### EXTRACTED RECORDS
════════

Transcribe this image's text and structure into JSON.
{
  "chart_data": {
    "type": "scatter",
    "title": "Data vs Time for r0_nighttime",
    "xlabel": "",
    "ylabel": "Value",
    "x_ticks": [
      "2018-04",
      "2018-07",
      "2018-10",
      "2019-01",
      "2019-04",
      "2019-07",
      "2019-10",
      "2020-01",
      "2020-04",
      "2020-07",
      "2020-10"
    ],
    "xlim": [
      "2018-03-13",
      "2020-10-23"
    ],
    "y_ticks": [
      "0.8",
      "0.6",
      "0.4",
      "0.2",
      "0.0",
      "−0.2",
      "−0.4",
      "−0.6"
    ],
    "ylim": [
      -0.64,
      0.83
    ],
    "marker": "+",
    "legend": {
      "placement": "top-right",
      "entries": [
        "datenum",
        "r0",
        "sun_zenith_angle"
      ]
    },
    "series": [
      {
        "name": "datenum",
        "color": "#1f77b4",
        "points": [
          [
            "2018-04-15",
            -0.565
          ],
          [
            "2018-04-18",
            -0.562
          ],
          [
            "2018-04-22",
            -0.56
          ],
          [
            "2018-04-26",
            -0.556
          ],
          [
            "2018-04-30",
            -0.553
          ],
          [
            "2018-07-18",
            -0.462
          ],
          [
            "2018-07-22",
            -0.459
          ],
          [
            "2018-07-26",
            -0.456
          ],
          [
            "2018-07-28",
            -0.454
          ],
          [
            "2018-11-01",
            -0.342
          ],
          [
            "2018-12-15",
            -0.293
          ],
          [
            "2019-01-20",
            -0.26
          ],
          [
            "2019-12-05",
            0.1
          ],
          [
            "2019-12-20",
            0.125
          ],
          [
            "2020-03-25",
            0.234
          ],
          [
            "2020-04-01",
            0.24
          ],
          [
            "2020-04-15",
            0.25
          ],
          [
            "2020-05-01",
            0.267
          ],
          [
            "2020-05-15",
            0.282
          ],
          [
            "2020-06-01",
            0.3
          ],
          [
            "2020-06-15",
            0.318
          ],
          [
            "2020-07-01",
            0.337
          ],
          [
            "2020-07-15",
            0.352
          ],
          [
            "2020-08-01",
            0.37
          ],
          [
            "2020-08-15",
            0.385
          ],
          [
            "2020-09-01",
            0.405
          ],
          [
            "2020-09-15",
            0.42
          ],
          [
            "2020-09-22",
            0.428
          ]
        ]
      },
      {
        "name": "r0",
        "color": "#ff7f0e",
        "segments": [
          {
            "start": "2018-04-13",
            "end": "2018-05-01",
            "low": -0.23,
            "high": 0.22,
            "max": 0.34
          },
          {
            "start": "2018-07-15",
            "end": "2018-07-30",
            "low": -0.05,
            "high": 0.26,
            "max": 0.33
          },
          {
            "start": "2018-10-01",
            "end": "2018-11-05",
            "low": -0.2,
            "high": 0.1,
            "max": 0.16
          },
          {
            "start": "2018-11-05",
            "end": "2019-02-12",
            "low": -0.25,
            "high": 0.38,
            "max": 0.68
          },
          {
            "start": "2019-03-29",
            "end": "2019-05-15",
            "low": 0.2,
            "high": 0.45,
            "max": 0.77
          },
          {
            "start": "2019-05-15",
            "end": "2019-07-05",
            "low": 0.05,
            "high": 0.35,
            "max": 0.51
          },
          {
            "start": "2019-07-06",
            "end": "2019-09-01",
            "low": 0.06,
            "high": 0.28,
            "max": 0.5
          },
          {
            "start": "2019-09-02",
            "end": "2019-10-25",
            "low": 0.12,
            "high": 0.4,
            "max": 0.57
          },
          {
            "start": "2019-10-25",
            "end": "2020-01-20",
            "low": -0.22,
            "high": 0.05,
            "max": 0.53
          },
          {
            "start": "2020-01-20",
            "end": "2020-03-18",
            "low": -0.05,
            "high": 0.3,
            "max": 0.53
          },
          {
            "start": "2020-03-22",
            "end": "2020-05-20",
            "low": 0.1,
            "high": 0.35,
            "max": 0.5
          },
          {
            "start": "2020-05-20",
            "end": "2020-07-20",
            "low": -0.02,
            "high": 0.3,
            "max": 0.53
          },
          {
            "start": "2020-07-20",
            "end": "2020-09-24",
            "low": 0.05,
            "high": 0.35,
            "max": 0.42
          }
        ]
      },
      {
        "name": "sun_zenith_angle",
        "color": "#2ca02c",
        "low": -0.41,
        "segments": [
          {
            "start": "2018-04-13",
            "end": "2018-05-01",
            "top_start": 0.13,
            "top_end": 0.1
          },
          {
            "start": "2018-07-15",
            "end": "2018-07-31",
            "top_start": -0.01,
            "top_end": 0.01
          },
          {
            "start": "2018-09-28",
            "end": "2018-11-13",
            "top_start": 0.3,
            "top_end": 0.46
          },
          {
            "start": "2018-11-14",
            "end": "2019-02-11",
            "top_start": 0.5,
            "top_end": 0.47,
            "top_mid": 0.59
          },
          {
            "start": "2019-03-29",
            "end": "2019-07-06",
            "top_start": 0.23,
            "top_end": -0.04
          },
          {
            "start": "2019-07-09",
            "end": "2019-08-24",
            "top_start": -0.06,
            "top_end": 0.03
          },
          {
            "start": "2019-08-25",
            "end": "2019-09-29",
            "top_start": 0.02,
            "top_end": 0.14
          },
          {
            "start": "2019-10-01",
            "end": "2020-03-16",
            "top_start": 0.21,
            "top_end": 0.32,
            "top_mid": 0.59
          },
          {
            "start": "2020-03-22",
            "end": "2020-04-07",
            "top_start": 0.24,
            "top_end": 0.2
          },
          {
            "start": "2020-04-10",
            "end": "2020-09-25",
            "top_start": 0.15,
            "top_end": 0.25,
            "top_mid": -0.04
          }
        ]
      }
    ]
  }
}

════════

### REQUIRED WORK
Print the listing above in full, exactly as it is.

### WRITTEN RESPONSE
Transcribe this image's text and structure into JSON.
{
  "chart_data": {
    "type": "scatter",
    "title": "Data vs Time for r0_nighttime",
    "xlabel": "",
    "ylabel": "Value",
    "x_ticks": [
      "2018-04",
      "2018-07",
      "2018-10",
      "2019-01",
      "2019-04",
      "2019-07",
      "2019-10",
      "2020-01",
      "2020-04",
      "2020-07",
      "2020-10"
    ],
    "xlim": [
      "2018-03-13",
      "2020-10-23"
    ],
    "y_ticks": [
      "0.8",
      "0.6",
      "0.4",
      "0.2",
      "0.0",
      "−0.2",
      "−0.4",
      "−0.6"
    ],
    "ylim": [
      -0.64,
      0.83
    ],
    "marker": "+",
    "legend": {
      "placement": "top-right",
      "entries": [
        "datenum",
        "r0",
        "sun_zenith_angle"
      ]
    },
    "series": [
      {
        "name": "datenum",
        "color": "#1f77b4",
        "points": [
          [
            "2018-04-15",
            -0.565
          ],
          [
            "2018-04-18",
            -0.562
          ],
          [
            "2018-04-22",
            -0.56
          ],
          [
            "2018-04-26",
            -0.556
          ],
          [
            "2018-04-30",
            -0.553
          ],
          [
            "2018-07-18",
            -0.462
          ],
          [
            "2018-07-22",
            -0.459
          ],
          [
            "2018-07-26",
            -0.456
          ],
          [
            "2018-07-28",
            -0.454
          ],
          [
            "2018-11-01",
            -0.342
          ],
          [
            "2018-12-15",
            -0.293
          ],
          [
            "2019-01-20",
            -0.26
          ],
          [
            "2019-12-05",
            0.1
          ],
          [
            "2019-12-20",
            0.125
          ],
          [
            "2020-03-25",
            0.234
          ],
          [
            "2020-04-01",
            0.24
          ],
          [
            "2020-04-15",
            0.25
          ],
          [
            "2020-05-01",
            0.267
          ],
          [
            "2020-05-15",
            0.282
          ],
          [
            "2020-06-01",
            0.3
          ],
          [
            "2020-06-15",
            0.318
          ],
          [
            "2020-07-01",
            0.337
          ],
          [
            "2020-07-15",
            0.352
          ],
          [
            "2020-08-01",
            0.37
          ],
          [
            "2020-08-15",
            0.385
          ],
          [
            "2020-09-01",
            0.405
          ],
          [
            "2020-09-15",
            0.42
          ],
          [
            "2020-09-22",
            0.428
          ]
        ]
      },
      {
        "name": "r0",
        "color": "#ff7f0e",
        "segments": [
          {
            "start": "2018-04-13",
            "end": "2018-05-01",
            "low": -0.23,
            "high": 0.22,
            "max": 0.34
          },
          {
            "start": "2018-07-15",
            "end": "2018-07-30",
            "low": -0.05,
            "high": 0.26,
            "max": 0.33
          },
          {
            "start": "2018-10-01",
            "end": "2018-11-05",
            "low": -0.2,
            "high": 0.1,
            "max": 0.16
          },
          {
            "start": "2018-11-05",
            "end": "2019-02-12",
            "low": -0.25,
            "high": 0.38,
            "max": 0.68
          },
          {
            "start": "2019-03-29",
            "end": "2019-05-15",
            "low": 0.2,
            "high": 0.45,
            "max": 0.77
          },
          {
            "start": "2019-05-15",
            "end": "2019-07-05",
            "low": 0.05,
            "high": 0.35,
            "max": 0.51
          },
          {
            "start": "2019-07-06",
            "end": "2019-09-01",
            "low": 0.06,
            "high": 0.28,
            "max": 0.5
          },
          {
            "start": "2019-09-02",
            "end": "2019-10-25",
            "low": 0.12,
            "high": 0.4,
            "max": 0.57
          },
          {
            "start": "2019-10-25",
            "end": "2020-01-20",
            "low": -0.22,
            "high": 0.05,
            "max": 0.53
          },
          {
            "start": "2020-01-20",
            "end": "2020-03-18",
            "low": -0.05,
            "high": 0.3,
            "max": 0.53
          },
          {
            "start": "2020-03-22",
            "end": "2020-05-20",
            "low": 0.1,
            "high": 0.35,
            "max": 0.5
          },
          {
            "start": "2020-05-20",
            "end": "2020-07-20",
            "low": -0.02,
            "high": 0.3,
            "max": 0.53
          },
          {
            "start": "2020-07-20",
            "end": "2020-09-24",
            "low": 0.05,
            "high": 0.35,
            "max": 0.42
          }
        ]
      },
      {
        "name": "sun_zenith_angle",
        "color": "#2ca02c",
        "low": -0.41,
        "segments": [
          {
            "start": "2018-04-13",
            "end": "2018-05-01",
            "top_start": 0.13,
            "top_end": 0.1
          },
          {
            "start": "2018-07-15",
            "end": "2018-07-31",
            "top_start": -0.01,
            "top_end": 0.01
          },
          {
            "start": "2018-09-28",
            "end": "2018-11-13",
            "top_start": 0.3,
            "top_end": 0.46
          },
          {
            "start": "2018-11-14",
            "end": "2019-02-11",
            "top_start": 0.5,
            "top_end": 0.47,
            "top_mid": 0.59
          },
          {
            "start": "2019-03-29",
            "end": "2019-07-06",
            "top_start": 0.23,
            "top_end": -0.04
          },
          {
            "start": "2019-07-09",
            "end": "2019-08-24",
            "top_start": -0.06,
            "top_end": 0.03
          },
          {
            "start": "2019-08-25",
            "end": "2019-09-29",
            "top_start": 0.02,
            "top_end": 0.14
          },
          {
            "start": "2019-10-01",
            "end": "2020-03-16",
            "top_start": 0.21,
            "top_end": 0.32,
            "top_mid": 0.59
          },
          {
            "start": "2020-03-22",
            "end": "2020-04-07",
            "top_start": 0.24,
            "top_end": 0.2
          },
          {
            "start": "2020-04-10",
            "end": "2020-09-25",
            "top_start": 0.15,
            "top_end": 0.25,
            "top_mid": -0.04
          }
        ]
      }
    ]
  }
}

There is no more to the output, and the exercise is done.